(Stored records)

■ ■ ■

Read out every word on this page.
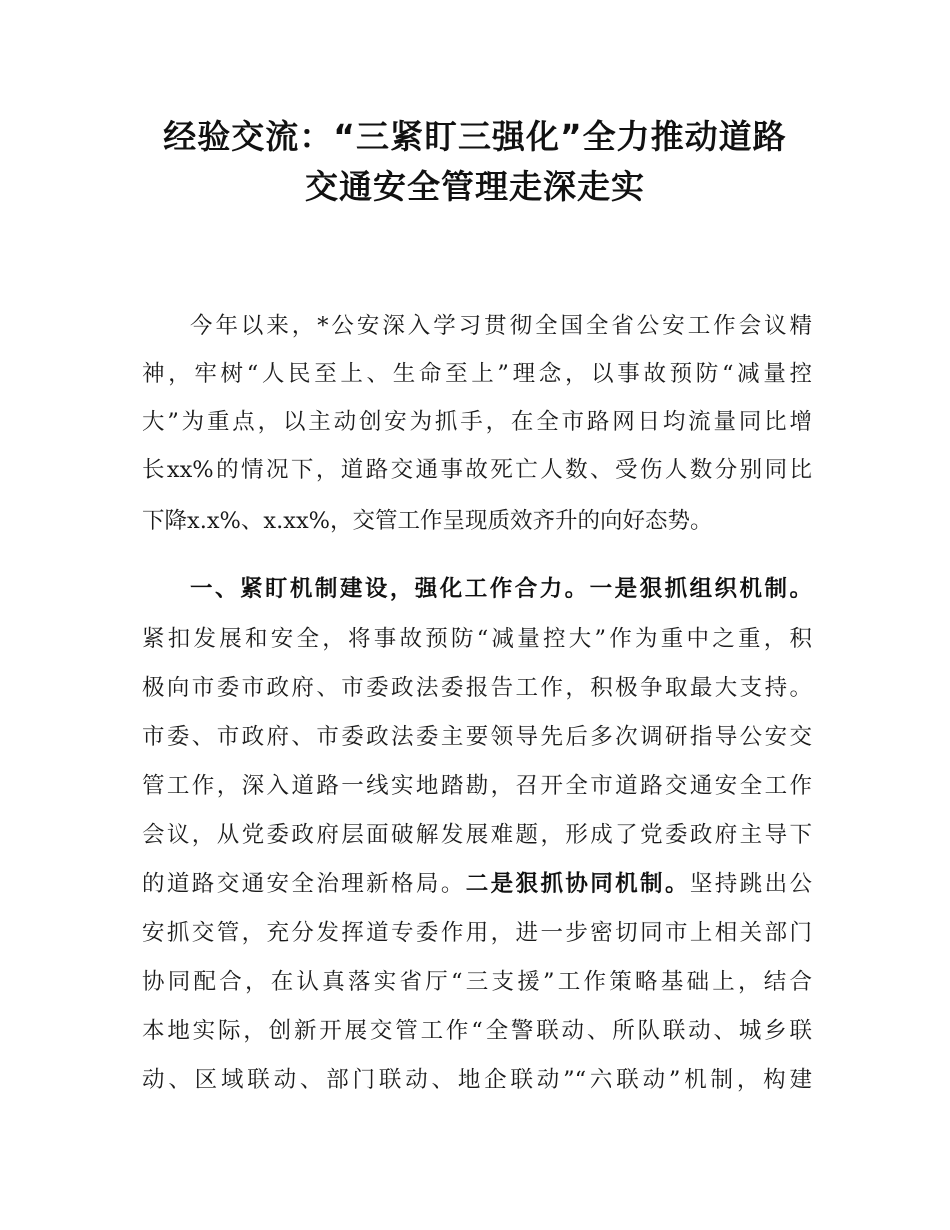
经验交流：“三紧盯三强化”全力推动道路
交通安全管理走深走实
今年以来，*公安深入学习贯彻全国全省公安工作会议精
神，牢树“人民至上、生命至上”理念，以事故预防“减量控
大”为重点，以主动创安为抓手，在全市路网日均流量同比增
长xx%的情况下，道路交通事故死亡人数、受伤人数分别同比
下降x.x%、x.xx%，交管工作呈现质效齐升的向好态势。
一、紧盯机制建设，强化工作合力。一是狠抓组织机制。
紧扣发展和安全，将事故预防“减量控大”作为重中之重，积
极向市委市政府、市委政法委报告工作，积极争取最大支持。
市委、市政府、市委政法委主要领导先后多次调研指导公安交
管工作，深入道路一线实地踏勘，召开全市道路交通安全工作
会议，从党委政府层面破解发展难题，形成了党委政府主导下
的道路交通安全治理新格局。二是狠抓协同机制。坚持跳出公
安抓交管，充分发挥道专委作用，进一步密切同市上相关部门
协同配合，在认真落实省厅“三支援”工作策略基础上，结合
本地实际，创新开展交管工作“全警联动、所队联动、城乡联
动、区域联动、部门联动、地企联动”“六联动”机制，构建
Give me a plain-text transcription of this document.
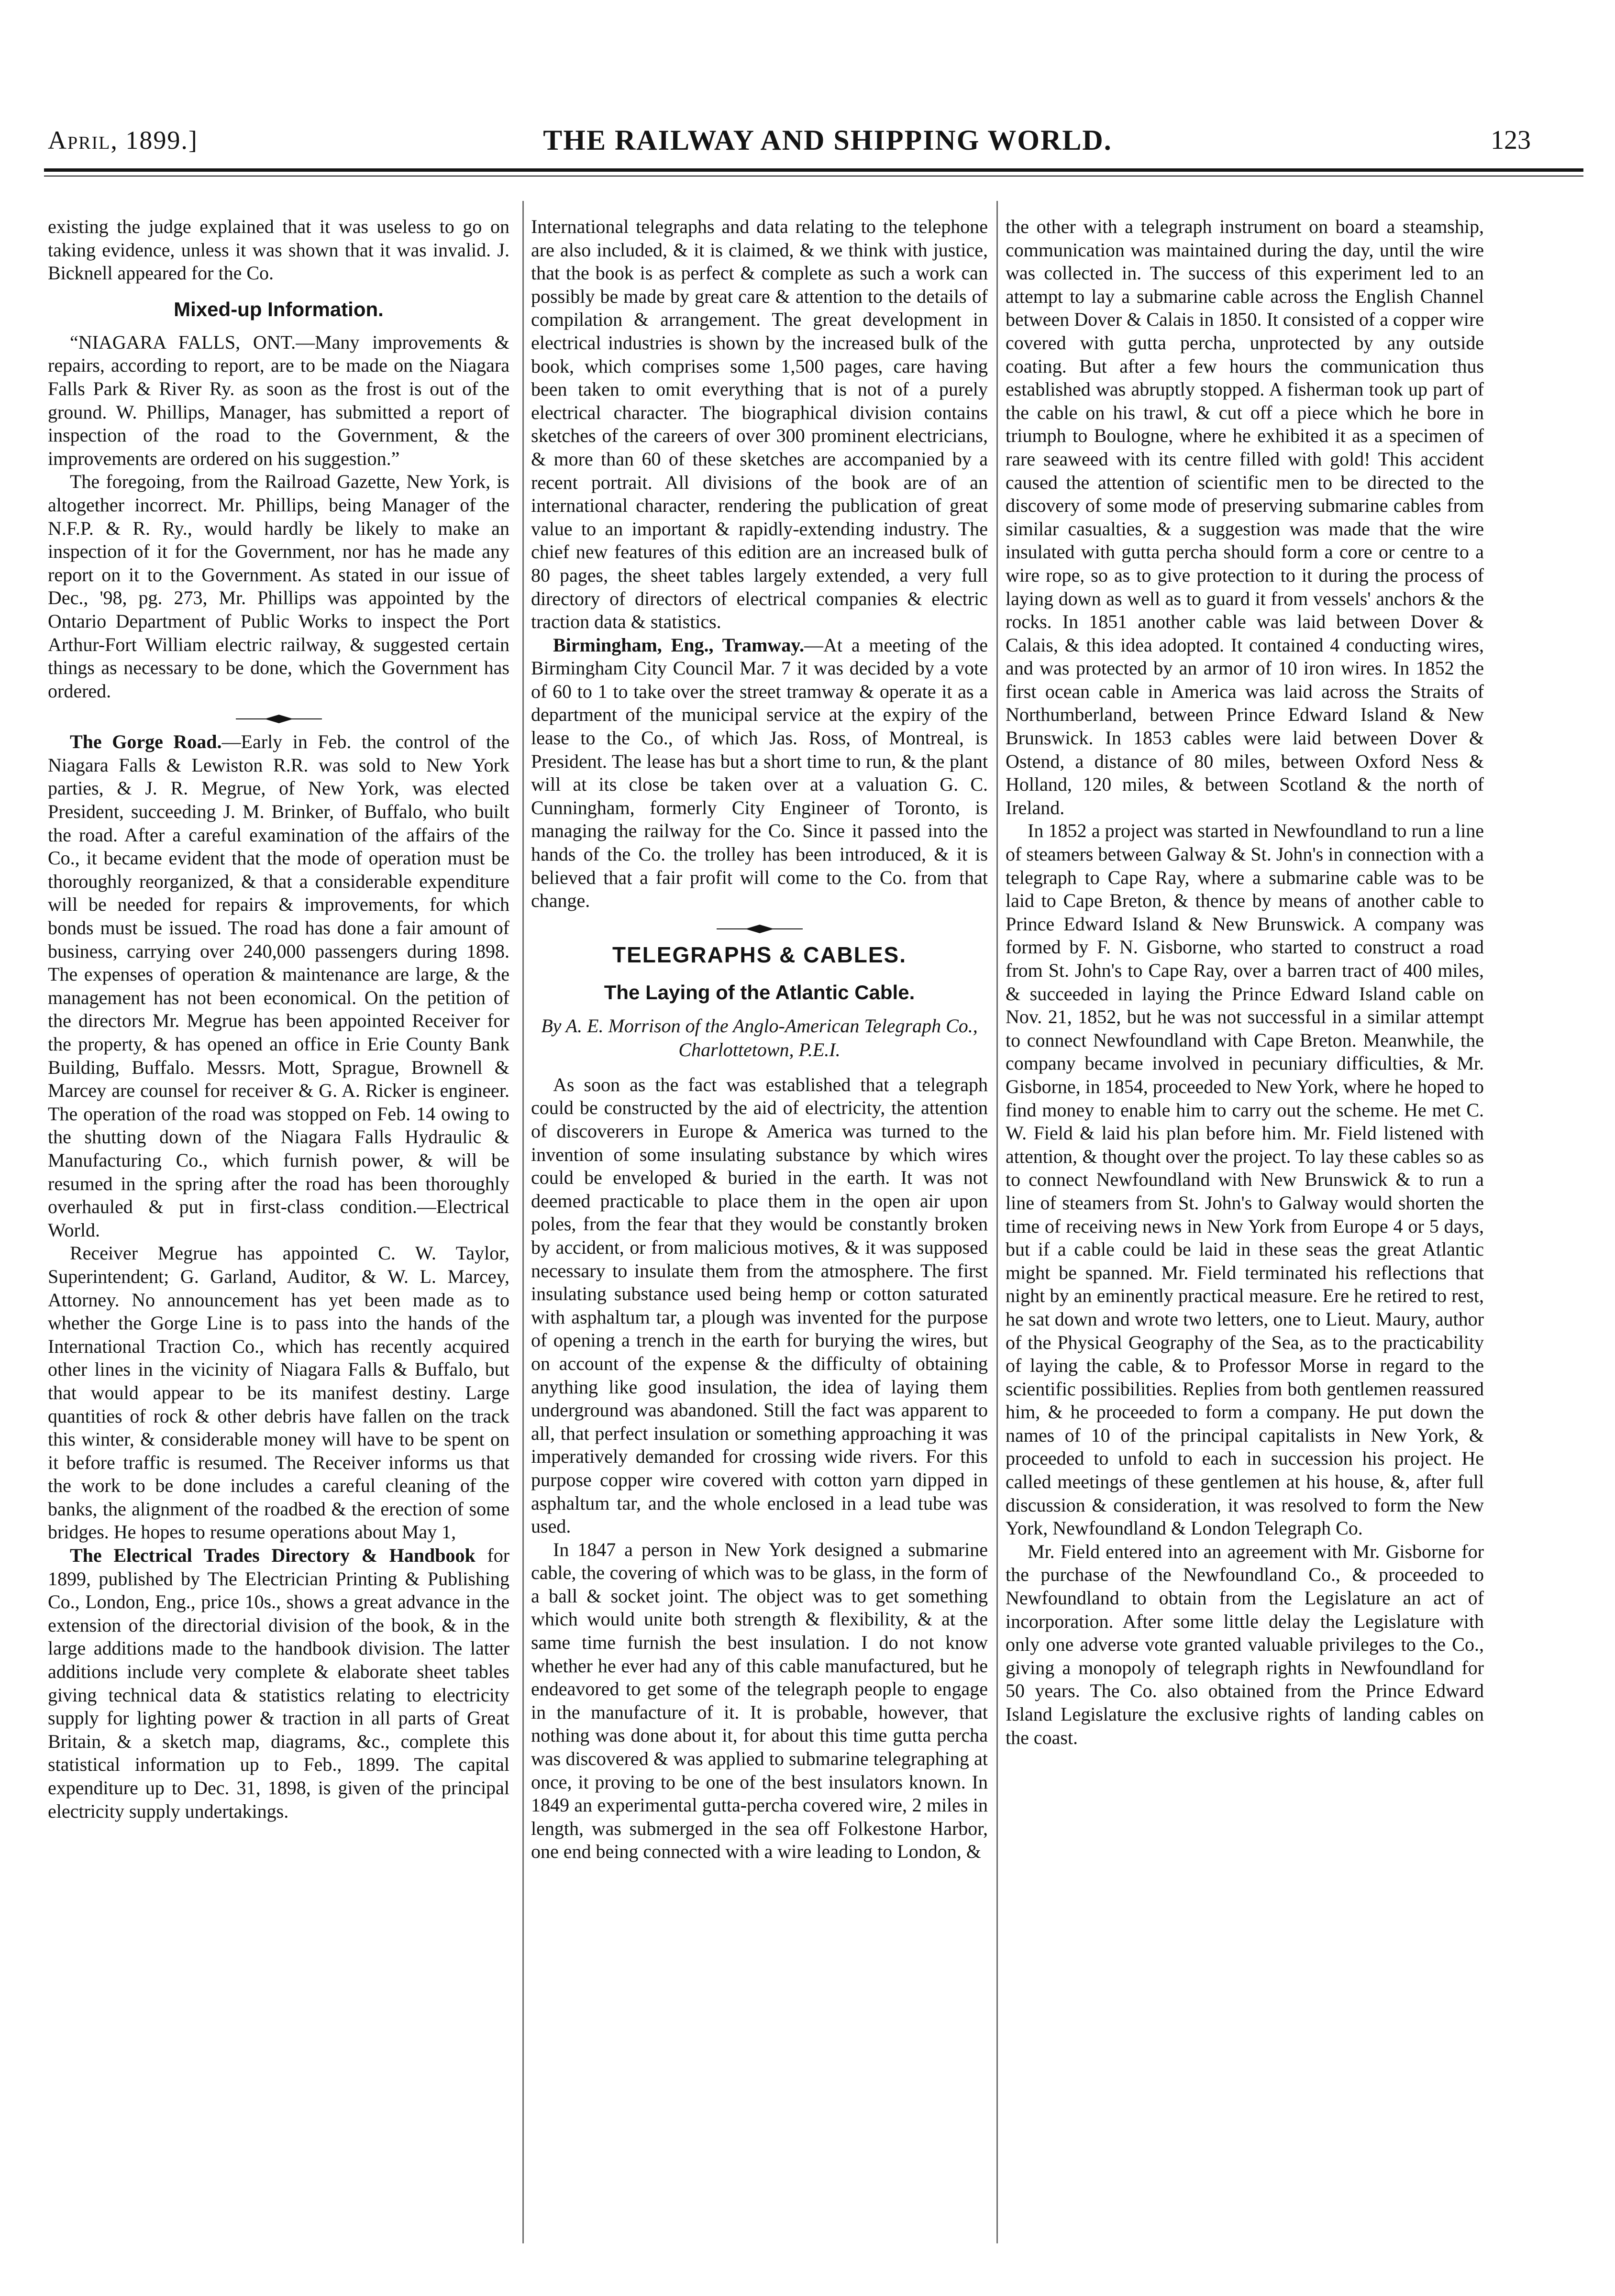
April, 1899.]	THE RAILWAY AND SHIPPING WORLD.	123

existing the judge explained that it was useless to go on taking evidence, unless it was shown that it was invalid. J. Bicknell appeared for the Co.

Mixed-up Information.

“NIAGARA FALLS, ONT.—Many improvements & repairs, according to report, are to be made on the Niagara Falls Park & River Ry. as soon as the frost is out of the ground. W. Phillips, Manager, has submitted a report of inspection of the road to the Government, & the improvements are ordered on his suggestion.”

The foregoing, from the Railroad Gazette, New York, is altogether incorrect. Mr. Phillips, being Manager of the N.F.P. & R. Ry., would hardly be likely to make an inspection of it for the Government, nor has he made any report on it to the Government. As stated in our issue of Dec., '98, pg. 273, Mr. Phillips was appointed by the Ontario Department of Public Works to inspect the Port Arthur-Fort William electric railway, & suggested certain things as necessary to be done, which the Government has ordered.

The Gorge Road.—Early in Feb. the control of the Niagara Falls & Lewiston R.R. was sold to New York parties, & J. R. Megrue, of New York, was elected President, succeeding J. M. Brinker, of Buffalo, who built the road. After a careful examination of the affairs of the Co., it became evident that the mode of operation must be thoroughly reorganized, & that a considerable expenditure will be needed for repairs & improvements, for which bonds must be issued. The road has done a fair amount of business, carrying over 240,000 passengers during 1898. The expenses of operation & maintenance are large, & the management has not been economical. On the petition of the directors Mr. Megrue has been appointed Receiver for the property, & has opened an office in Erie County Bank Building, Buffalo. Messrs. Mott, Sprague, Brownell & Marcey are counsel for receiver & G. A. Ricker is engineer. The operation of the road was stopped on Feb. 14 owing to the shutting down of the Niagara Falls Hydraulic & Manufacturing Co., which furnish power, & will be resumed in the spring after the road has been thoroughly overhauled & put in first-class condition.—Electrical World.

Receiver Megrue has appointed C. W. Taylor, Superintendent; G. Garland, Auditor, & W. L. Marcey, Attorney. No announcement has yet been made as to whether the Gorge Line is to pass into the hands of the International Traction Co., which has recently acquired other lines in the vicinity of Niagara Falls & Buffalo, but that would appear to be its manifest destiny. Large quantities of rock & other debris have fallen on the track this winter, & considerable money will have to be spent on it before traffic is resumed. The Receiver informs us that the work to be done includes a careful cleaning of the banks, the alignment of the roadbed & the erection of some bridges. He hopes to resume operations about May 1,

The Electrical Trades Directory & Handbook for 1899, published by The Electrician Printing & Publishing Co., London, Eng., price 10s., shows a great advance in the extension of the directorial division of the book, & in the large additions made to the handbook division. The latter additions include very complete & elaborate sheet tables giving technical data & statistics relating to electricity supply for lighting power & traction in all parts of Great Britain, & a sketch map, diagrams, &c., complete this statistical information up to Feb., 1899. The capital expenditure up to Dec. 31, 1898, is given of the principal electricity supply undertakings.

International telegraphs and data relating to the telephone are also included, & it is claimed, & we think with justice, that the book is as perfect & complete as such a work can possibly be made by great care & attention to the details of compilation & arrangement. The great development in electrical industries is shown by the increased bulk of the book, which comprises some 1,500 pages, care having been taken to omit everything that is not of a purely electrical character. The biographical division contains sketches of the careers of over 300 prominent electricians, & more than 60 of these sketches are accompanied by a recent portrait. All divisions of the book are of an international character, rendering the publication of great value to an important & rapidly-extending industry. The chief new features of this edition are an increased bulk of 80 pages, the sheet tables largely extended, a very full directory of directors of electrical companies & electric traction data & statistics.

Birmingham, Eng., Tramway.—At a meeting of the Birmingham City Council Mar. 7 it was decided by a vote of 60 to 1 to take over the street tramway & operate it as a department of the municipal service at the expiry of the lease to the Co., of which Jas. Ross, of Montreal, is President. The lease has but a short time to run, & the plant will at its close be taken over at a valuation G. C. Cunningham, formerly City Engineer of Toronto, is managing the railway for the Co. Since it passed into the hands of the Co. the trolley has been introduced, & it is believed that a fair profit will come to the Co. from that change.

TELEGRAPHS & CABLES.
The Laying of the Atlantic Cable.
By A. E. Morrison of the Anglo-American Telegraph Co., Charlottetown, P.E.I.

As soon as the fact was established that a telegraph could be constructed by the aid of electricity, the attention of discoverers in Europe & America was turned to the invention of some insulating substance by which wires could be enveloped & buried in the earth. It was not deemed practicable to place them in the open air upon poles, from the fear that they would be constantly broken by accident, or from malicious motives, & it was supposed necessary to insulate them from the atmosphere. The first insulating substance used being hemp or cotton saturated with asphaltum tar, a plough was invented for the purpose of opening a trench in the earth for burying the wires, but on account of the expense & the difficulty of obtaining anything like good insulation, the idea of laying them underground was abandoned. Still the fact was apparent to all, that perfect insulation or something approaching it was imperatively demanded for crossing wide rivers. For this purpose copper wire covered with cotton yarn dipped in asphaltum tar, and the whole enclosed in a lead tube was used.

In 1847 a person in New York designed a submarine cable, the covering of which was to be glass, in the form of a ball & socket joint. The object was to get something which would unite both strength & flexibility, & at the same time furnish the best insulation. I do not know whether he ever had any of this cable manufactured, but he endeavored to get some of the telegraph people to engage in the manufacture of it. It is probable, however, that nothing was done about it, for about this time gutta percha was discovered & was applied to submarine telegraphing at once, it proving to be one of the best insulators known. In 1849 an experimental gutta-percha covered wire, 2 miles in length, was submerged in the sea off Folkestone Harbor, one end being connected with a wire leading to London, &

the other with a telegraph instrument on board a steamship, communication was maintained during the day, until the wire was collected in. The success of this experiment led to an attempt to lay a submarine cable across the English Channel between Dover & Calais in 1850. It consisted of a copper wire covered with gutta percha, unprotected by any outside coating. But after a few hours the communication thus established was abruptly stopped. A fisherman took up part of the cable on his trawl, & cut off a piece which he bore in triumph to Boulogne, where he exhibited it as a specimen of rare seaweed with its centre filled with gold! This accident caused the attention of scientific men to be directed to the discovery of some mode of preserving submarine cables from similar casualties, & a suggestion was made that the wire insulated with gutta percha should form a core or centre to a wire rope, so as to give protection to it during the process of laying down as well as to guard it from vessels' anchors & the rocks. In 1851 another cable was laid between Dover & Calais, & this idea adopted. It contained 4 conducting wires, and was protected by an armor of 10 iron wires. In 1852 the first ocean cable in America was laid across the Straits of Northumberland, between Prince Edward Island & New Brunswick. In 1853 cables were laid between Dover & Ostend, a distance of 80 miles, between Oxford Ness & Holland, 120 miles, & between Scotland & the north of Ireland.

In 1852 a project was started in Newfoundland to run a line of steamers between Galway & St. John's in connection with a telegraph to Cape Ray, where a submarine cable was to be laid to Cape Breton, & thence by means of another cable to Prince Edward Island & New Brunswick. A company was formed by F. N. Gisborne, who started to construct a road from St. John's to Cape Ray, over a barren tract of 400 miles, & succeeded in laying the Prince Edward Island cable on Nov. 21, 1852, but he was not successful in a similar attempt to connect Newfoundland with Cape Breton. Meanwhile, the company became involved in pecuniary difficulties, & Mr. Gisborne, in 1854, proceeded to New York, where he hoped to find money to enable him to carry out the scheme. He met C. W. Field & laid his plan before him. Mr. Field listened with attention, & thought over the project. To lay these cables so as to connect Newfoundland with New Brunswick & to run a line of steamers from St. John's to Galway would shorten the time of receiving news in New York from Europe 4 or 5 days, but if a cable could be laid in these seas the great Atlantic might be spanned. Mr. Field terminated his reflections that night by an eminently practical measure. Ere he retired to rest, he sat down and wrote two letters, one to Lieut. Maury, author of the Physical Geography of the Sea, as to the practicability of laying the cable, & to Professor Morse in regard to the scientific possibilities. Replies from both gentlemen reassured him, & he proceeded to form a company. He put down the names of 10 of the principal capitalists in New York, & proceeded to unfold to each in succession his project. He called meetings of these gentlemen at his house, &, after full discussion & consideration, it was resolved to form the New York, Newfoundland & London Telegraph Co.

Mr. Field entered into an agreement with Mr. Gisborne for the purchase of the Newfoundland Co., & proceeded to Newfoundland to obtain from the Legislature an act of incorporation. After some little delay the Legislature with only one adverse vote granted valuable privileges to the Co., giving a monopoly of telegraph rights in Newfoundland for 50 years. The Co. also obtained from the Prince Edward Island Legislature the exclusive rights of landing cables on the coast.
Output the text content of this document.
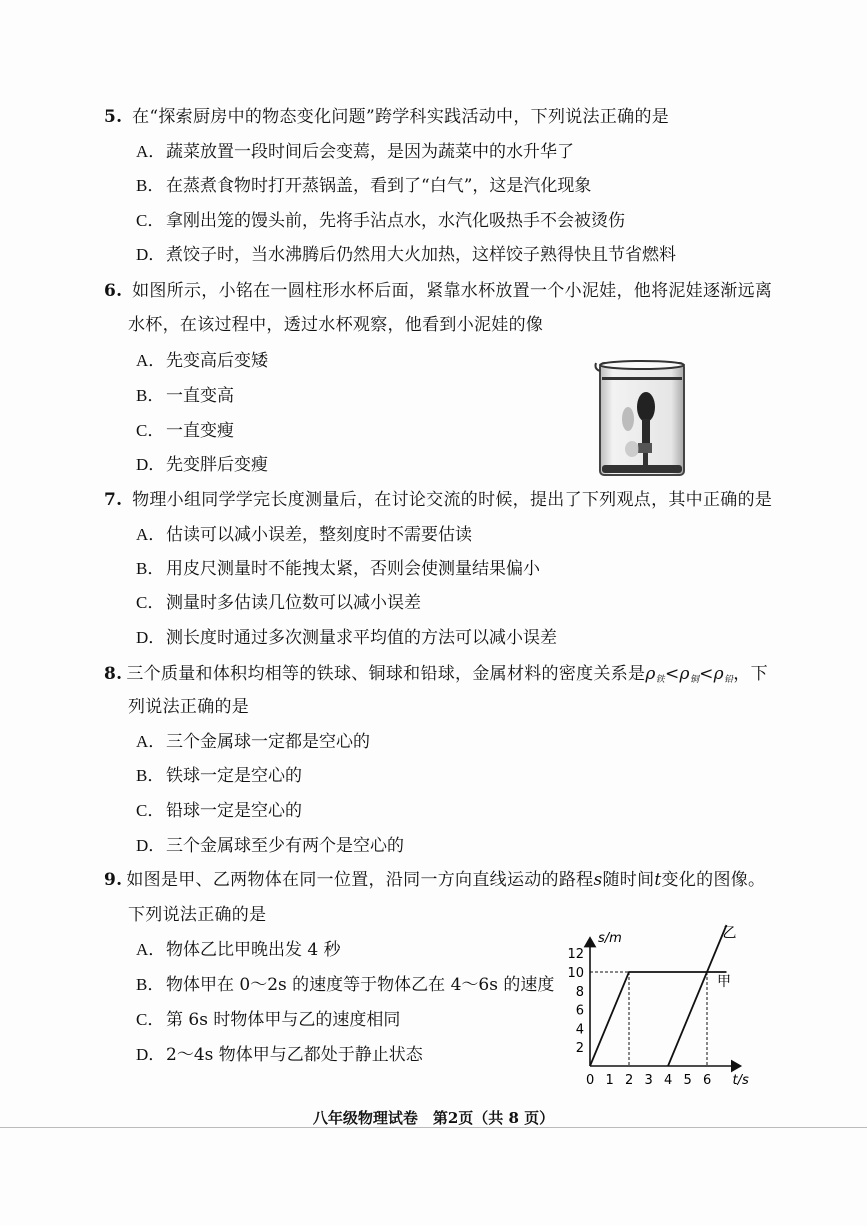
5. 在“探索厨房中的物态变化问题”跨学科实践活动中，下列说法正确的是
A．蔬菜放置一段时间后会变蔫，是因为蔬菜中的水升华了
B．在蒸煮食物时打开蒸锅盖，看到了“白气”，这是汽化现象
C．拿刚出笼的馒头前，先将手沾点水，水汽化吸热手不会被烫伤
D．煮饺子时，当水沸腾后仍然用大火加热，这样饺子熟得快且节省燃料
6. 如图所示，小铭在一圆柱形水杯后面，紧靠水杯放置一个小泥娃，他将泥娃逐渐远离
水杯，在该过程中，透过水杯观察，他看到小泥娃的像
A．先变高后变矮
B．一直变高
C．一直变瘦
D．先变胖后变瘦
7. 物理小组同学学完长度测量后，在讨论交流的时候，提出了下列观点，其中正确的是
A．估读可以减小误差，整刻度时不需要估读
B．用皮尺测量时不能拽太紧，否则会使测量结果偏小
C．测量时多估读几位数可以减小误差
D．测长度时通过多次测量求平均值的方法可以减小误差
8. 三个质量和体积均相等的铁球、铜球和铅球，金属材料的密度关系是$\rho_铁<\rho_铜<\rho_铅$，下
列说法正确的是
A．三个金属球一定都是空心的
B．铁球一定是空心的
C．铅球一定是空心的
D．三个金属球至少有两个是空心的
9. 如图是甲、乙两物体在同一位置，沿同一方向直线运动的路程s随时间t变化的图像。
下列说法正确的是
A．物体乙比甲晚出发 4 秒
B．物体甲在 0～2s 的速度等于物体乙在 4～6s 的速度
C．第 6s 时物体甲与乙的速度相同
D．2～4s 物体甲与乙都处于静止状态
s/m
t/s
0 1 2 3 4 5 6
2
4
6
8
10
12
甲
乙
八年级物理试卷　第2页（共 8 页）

■ ■ ■

- **STATED TASK**:
Repeat only the lines from the line with "Output the text content of this document." to the end of the entries, including both the first and the last line, and drop every picture.

- **RESULT BELOW**:
Output the text content of this document.
5. 在“探索厨房中的物态变化问题”跨学科实践活动中，下列说法正确的是
A．蔬菜放置一段时间后会变蔫，是因为蔬菜中的水升华了
B．在蒸煮食物时打开蒸锅盖，看到了“白气”，这是汽化现象
C．拿刚出笼的馒头前，先将手沾点水，水汽化吸热手不会被烫伤
D．煮饺子时，当水沸腾后仍然用大火加热，这样饺子熟得快且节省燃料
6. 如图所示，小铭在一圆柱形水杯后面，紧靠水杯放置一个小泥娃，他将泥娃逐渐远离
水杯，在该过程中，透过水杯观察，他看到小泥娃的像
A．先变高后变矮
B．一直变高
C．一直变瘦
D．先变胖后变瘦
7. 物理小组同学学完长度测量后，在讨论交流的时候，提出了下列观点，其中正确的是
A．估读可以减小误差，整刻度时不需要估读
B．用皮尺测量时不能拽太紧，否则会使测量结果偏小
C．测量时多估读几位数可以减小误差
D．测长度时通过多次测量求平均值的方法可以减小误差
8. 三个质量和体积均相等的铁球、铜球和铅球，金属材料的密度关系是$\rho_铁<\rho_铜<\rho_铅$，下
列说法正确的是
A．三个金属球一定都是空心的
B．铁球一定是空心的
C．铅球一定是空心的
D．三个金属球至少有两个是空心的
9. 如图是甲、乙两物体在同一位置，沿同一方向直线运动的路程s随时间t变化的图像。
下列说法正确的是
A．物体乙比甲晚出发 4 秒
B．物体甲在 0～2s 的速度等于物体乙在 4～6s 的速度
C．第 6s 时物体甲与乙的速度相同
D．2～4s 物体甲与乙都处于静止状态
s/m
t/s
0 1 2 3 4 5 6
2
4
6
8
10
12
甲
乙
八年级物理试卷　第2页（共 8 页）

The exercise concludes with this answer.